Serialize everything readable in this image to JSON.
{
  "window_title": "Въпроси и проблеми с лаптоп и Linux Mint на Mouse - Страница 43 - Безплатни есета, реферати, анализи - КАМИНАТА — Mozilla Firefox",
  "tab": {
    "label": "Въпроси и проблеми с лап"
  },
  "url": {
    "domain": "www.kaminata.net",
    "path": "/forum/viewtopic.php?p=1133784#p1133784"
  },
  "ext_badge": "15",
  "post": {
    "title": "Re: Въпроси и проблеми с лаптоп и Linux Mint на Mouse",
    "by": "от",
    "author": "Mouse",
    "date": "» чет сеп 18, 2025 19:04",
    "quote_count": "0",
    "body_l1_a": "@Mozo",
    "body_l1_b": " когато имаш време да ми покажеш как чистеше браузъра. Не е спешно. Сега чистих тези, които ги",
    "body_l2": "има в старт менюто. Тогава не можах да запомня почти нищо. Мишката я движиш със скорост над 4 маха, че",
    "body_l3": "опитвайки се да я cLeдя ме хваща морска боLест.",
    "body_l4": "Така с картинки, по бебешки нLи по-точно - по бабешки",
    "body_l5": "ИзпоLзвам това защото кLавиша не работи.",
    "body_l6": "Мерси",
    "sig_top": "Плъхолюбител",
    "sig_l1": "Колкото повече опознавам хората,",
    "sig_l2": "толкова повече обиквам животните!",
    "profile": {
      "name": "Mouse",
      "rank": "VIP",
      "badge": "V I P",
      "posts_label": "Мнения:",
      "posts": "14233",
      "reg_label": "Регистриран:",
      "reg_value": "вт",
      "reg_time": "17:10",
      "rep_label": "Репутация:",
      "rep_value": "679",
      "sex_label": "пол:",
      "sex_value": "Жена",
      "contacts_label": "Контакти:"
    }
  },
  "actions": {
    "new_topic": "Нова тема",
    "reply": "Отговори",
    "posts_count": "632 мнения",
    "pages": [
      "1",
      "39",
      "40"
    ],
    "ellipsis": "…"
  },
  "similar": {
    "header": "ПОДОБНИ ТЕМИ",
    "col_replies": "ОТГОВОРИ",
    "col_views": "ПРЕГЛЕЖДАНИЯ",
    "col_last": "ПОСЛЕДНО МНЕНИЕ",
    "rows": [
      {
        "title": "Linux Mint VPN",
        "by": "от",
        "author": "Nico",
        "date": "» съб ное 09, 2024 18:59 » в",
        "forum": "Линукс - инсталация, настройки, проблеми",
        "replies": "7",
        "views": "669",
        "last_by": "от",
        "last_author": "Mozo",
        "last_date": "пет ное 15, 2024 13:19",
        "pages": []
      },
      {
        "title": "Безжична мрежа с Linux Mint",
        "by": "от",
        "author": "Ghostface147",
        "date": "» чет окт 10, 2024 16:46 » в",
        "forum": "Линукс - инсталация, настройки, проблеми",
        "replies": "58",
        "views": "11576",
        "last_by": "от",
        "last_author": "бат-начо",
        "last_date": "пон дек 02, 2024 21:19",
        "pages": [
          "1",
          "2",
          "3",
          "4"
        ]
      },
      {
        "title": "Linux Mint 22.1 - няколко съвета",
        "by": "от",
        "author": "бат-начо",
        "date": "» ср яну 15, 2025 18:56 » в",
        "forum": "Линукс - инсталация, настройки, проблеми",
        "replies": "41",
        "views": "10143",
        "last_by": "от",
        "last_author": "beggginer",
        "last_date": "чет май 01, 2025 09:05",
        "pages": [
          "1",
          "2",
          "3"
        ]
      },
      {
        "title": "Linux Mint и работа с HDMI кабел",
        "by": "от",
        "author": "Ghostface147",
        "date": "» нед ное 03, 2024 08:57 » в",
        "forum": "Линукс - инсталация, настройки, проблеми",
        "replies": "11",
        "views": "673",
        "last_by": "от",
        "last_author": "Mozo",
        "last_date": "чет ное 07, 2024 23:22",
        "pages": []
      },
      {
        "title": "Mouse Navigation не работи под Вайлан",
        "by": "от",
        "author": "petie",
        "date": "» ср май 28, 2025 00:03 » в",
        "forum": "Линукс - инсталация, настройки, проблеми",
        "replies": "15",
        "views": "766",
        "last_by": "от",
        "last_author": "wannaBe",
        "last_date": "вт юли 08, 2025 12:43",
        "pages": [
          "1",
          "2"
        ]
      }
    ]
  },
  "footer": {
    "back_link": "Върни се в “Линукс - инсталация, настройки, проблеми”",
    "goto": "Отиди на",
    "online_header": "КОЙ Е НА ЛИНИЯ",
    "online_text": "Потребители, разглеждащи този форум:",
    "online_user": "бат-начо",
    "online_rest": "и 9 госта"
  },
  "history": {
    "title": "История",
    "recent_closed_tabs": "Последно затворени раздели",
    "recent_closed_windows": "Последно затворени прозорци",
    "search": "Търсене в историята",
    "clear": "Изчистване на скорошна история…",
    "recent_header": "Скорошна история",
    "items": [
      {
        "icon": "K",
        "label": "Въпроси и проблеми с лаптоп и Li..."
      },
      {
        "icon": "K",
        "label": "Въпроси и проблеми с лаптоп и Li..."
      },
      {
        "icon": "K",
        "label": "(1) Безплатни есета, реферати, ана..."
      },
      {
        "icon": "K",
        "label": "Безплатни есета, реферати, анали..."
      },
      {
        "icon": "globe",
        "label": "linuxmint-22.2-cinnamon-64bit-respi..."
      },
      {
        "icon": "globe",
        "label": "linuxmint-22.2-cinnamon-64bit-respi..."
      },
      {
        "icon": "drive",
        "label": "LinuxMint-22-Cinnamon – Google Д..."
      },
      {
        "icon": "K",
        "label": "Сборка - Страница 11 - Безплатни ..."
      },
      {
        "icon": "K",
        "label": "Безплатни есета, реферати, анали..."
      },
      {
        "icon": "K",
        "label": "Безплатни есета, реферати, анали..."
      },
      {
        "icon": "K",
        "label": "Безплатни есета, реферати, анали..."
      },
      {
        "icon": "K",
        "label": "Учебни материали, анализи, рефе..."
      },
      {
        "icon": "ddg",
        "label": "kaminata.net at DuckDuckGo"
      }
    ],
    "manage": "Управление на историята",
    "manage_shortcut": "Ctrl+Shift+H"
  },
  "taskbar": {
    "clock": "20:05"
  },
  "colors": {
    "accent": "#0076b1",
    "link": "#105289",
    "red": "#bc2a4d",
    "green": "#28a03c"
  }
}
* * * * * * * * *
### EXERCISE:
Return every line of the material exactly.

### CORRECT RESULT:
Serialize everything readable in this image to JSON.
{
  "window_title": "Въпроси и проблеми с лаптоп и Linux Mint на Mouse - Страница 43 - Безплатни есета, реферати, анализи - КАМИНАТА — Mozilla Firefox",
  "tab": {
    "label": "Въпроси и проблеми с лап"
  },
  "url": {
    "domain": "www.kaminata.net",
    "path": "/forum/viewtopic.php?p=1133784#p1133784"
  },
  "ext_badge": "15",
  "post": {
    "title": "Re: Въпроси и проблеми с лаптоп и Linux Mint на Mouse",
    "by": "от",
    "author": "Mouse",
    "date": "» чет сеп 18, 2025 19:04",
    "quote_count": "0",
    "body_l1_a": "@Mozo",
    "body_l1_b": " когато имаш време да ми покажеш как чистеше браузъра. Не е спешно. Сега чистих тези, които ги",
    "body_l2": "има в старт менюто. Тогава не можах да запомня почти нищо. Мишката я движиш със скорост над 4 маха, че",
    "body_l3": "опитвайки се да я cLeдя ме хваща морска боLест.",
    "body_l4": "Така с картинки, по бебешки нLи по-точно - по бабешки",
    "body_l5": "ИзпоLзвам това защото кLавиша не работи.",
    "body_l6": "Мерси",
    "sig_top": "Плъхолюбител",
    "sig_l1": "Колкото повече опознавам хората,",
    "sig_l2": "толкова повече обиквам животните!",
    "profile": {
      "name": "Mouse",
      "rank": "VIP",
      "badge": "V I P",
      "posts_label": "Мнения:",
      "posts": "14233",
      "reg_label": "Регистриран:",
      "reg_value": "вт",
      "reg_time": "17:10",
      "rep_label": "Репутация:",
      "rep_value": "679",
      "sex_label": "пол:",
      "sex_value": "Жена",
      "contacts_label": "Контакти:"
    }
  },
  "actions": {
    "new_topic": "Нова тема",
    "reply": "Отговори",
    "posts_count": "632 мнения",
    "pages": [
      "1",
      "39",
      "40"
    ],
    "ellipsis": "…"
  },
  "similar": {
    "header": "ПОДОБНИ ТЕМИ",
    "col_replies": "ОТГОВОРИ",
    "col_views": "ПРЕГЛЕЖДАНИЯ",
    "col_last": "ПОСЛЕДНО МНЕНИЕ",
    "rows": [
      {
        "title": "Linux Mint VPN",
        "by": "от",
        "author": "Nico",
        "date": "» съб ное 09, 2024 18:59 » в",
        "forum": "Линукс - инсталация, настройки, проблеми",
        "replies": "7",
        "views": "669",
        "last_by": "от",
        "last_author": "Mozo",
        "last_date": "пет ное 15, 2024 13:19",
        "pages": []
      },
      {
        "title": "Безжична мрежа с Linux Mint",
        "by": "от",
        "author": "Ghostface147",
        "date": "» чет окт 10, 2024 16:46 » в",
        "forum": "Линукс - инсталация, настройки, проблеми",
        "replies": "58",
        "views": "11576",
        "last_by": "от",
        "last_author": "бат-начо",
        "last_date": "пон дек 02, 2024 21:19",
        "pages": [
          "1",
          "2",
          "3",
          "4"
        ]
      },
      {
        "title": "Linux Mint 22.1 - няколко съвета",
        "by": "от",
        "author": "бат-начо",
        "date": "» ср яну 15, 2025 18:56 » в",
        "forum": "Линукс - инсталация, настройки, проблеми",
        "replies": "41",
        "views": "10143",
        "last_by": "от",
        "last_author": "beggginer",
        "last_date": "чет май 01, 2025 09:05",
        "pages": [
          "1",
          "2",
          "3"
        ]
      },
      {
        "title": "Linux Mint и работа с HDMI кабел",
        "by": "от",
        "author": "Ghostface147",
        "date": "» нед ное 03, 2024 08:57 » в",
        "forum": "Линукс - инсталация, настройки, проблеми",
        "replies": "11",
        "views": "673",
        "last_by": "от",
        "last_author": "Mozo",
        "last_date": "чет ное 07, 2024 23:22",
        "pages": []
      },
      {
        "title": "Mouse Navigation не работи под Вайлан",
        "by": "от",
        "author": "petie",
        "date": "» ср май 28, 2025 00:03 » в",
        "forum": "Линукс - инсталация, настройки, проблеми",
        "replies": "15",
        "views": "766",
        "last_by": "от",
        "last_author": "wannaBe",
        "last_date": "вт юли 08, 2025 12:43",
        "pages": [
          "1",
          "2"
        ]
      }
    ]
  },
  "footer": {
    "back_link": "Върни се в “Линукс - инсталация, настройки, проблеми”",
    "goto": "Отиди на",
    "online_header": "КОЙ Е НА ЛИНИЯ",
    "online_text": "Потребители, разглеждащи този форум:",
    "online_user": "бат-начо",
    "online_rest": "и 9 госта"
  },
  "history": {
    "title": "История",
    "recent_closed_tabs": "Последно затворени раздели",
    "recent_closed_windows": "Последно затворени прозорци",
    "search": "Търсене в историята",
    "clear": "Изчистване на скорошна история…",
    "recent_header": "Скорошна история",
    "items": [
      {
        "icon": "K",
        "label": "Въпроси и проблеми с лаптоп и Li..."
      },
      {
        "icon": "K",
        "label": "Въпроси и проблеми с лаптоп и Li..."
      },
      {
        "icon": "K",
        "label": "(1) Безплатни есета, реферати, ана..."
      },
      {
        "icon": "K",
        "label": "Безплатни есета, реферати, анали..."
      },
      {
        "icon": "globe",
        "label": "linuxmint-22.2-cinnamon-64bit-respi..."
      },
      {
        "icon": "globe",
        "label": "linuxmint-22.2-cinnamon-64bit-respi..."
      },
      {
        "icon": "drive",
        "label": "LinuxMint-22-Cinnamon – Google Д..."
      },
      {
        "icon": "K",
        "label": "Сборка - Страница 11 - Безплатни ..."
      },
      {
        "icon": "K",
        "label": "Безплатни есета, реферати, анали..."
      },
      {
        "icon": "K",
        "label": "Безплатни есета, реферати, анали..."
      },
      {
        "icon": "K",
        "label": "Безплатни есета, реферати, анали..."
      },
      {
        "icon": "K",
        "label": "Учебни материали, анализи, рефе..."
      },
      {
        "icon": "ddg",
        "label": "kaminata.net at DuckDuckGo"
      }
    ],
    "manage": "Управление на историята",
    "manage_shortcut": "Ctrl+Shift+H"
  },
  "taskbar": {
    "clock": "20:05"
  },
  "colors": {
    "accent": "#0076b1",
    "link": "#105289",
    "red": "#bc2a4d",
    "green": "#28a03c"
  }
}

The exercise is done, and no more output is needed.